Each line from the line holding "Give me the" through the last line should be written out exactly, with nothing else and no images.

[Figure dataset records]
╭──

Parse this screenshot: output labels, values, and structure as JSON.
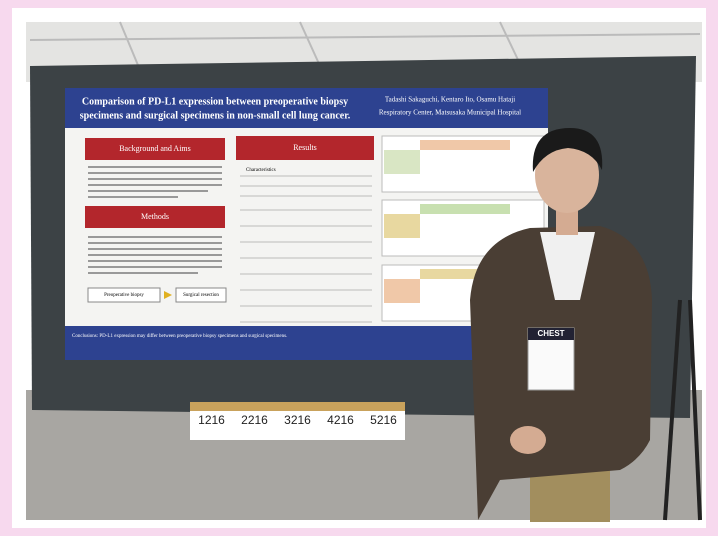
{
  "poster": {
    "title_lines": [
      "Comparison of PD-L1 expression between preoperative biopsy",
      "specimens and surgical specimens in non-small cell lung cancer."
    ],
    "authors": "Tadashi Sakaguchi, Kentaro Ito, Osamu Hataji",
    "affiliation": "Respiratory Center, Matsusaka Municipal Hospital",
    "sections": [
      "Background and Aims",
      "Methods",
      "Results"
    ],
    "characteristics": "Characteristics",
    "flow": [
      "Preoperative biopsy",
      "Surgical resection"
    ],
    "conclusion": "Conclusions: PD-L1 expression may differ between preoperative biopsy specimens and surgical specimens."
  },
  "signs": [
    "1216",
    "2216",
    "3216",
    "4216",
    "5216"
  ],
  "badge": "CHEST"
}
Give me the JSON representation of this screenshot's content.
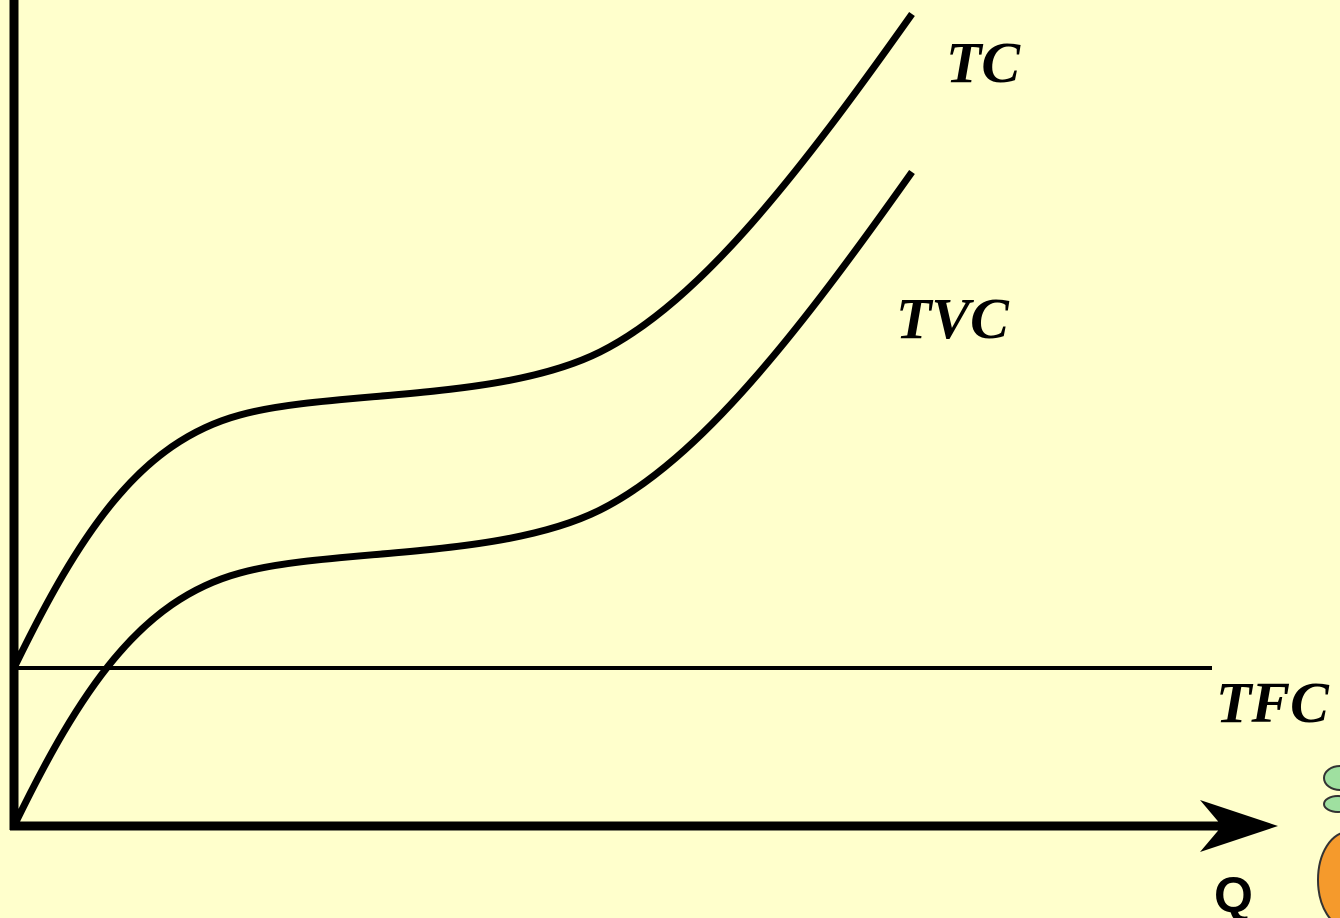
{
  "labels": {
    "tc": "TC",
    "tvc": "TVC",
    "tfc": "TFC"
  },
  "axes": {
    "x_label": "Q"
  }
}
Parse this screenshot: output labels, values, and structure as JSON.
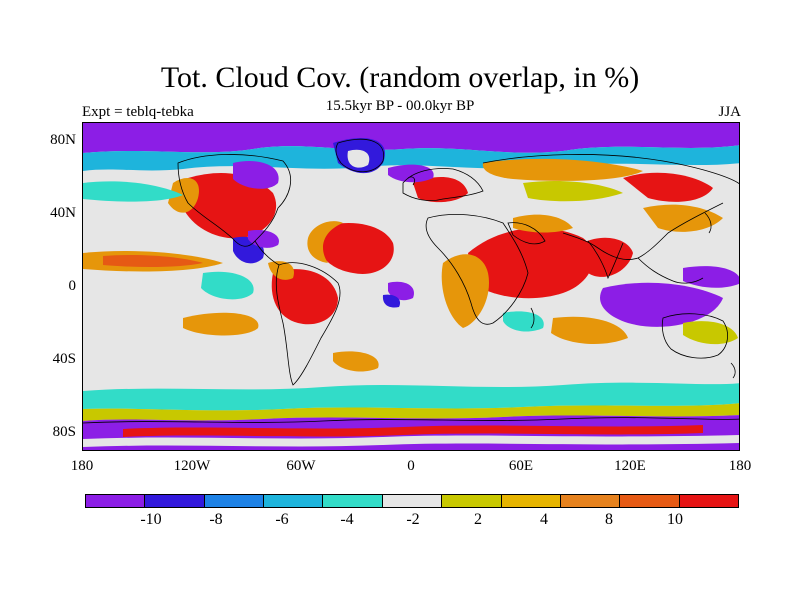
{
  "title": "Tot. Cloud Cov. (random overlap, in %)",
  "subtitle": "15.5kyr BP - 00.0kyr BP",
  "experiment_label": "Expt = teblq-tebka",
  "season": "JJA",
  "y_axis_labels": [
    "80N",
    "40N",
    "0",
    "40S",
    "80S"
  ],
  "x_axis_labels": [
    "180",
    "120W",
    "60W",
    "0",
    "60E",
    "120E",
    "180"
  ],
  "colorbar": {
    "colors": [
      "#8c1ee6",
      "#3219dc",
      "#1e82e6",
      "#1eb4dc",
      "#32dcc8",
      "#e6e6e6",
      "#c8c800",
      "#e6b400",
      "#e6821e",
      "#e65a14",
      "#e61414"
    ],
    "labels": [
      "-10",
      "-8",
      "-6",
      "-4",
      "-2",
      "2",
      "4",
      "8",
      "10"
    ]
  },
  "map_colors": {
    "neutral": "#e6e6e6",
    "purple": "#8c1ee6",
    "blue": "#3219dc",
    "lightblue": "#1eb4dc",
    "cyan": "#32dcc8",
    "yellow": "#c8c800",
    "orange": "#e6960a",
    "dark_orange": "#e65a14",
    "red": "#e61414",
    "coast": "#000000"
  }
}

╰──

Problem solution =
Give me the JSON representation of this screenshot's content.
{
  "labels": {
    "tc": "TC",
    "tvc": "TVC",
    "tfc": "TFC"
  },
  "axes": {
    "x_label": "Q"
  }
}
Parse this screenshot: output labels, values, and structure as JSON.
{
  "title": "Tot. Cloud Cov. (random overlap, in %)",
  "subtitle": "15.5kyr BP - 00.0kyr BP",
  "experiment_label": "Expt = teblq-tebka",
  "season": "JJA",
  "y_axis_labels": [
    "80N",
    "40N",
    "0",
    "40S",
    "80S"
  ],
  "x_axis_labels": [
    "180",
    "120W",
    "60W",
    "0",
    "60E",
    "120E",
    "180"
  ],
  "colorbar": {
    "colors": [
      "#8c1ee6",
      "#3219dc",
      "#1e82e6",
      "#1eb4dc",
      "#32dcc8",
      "#e6e6e6",
      "#c8c800",
      "#e6b400",
      "#e6821e",
      "#e65a14",
      "#e61414"
    ],
    "labels": [
      "-10",
      "-8",
      "-6",
      "-4",
      "-2",
      "2",
      "4",
      "8",
      "10"
    ]
  },
  "map_colors": {
    "neutral": "#e6e6e6",
    "purple": "#8c1ee6",
    "blue": "#3219dc",
    "lightblue": "#1eb4dc",
    "cyan": "#32dcc8",
    "yellow": "#c8c800",
    "orange": "#e6960a",
    "dark_orange": "#e65a14",
    "red": "#e61414",
    "coast": "#000000"
  }
}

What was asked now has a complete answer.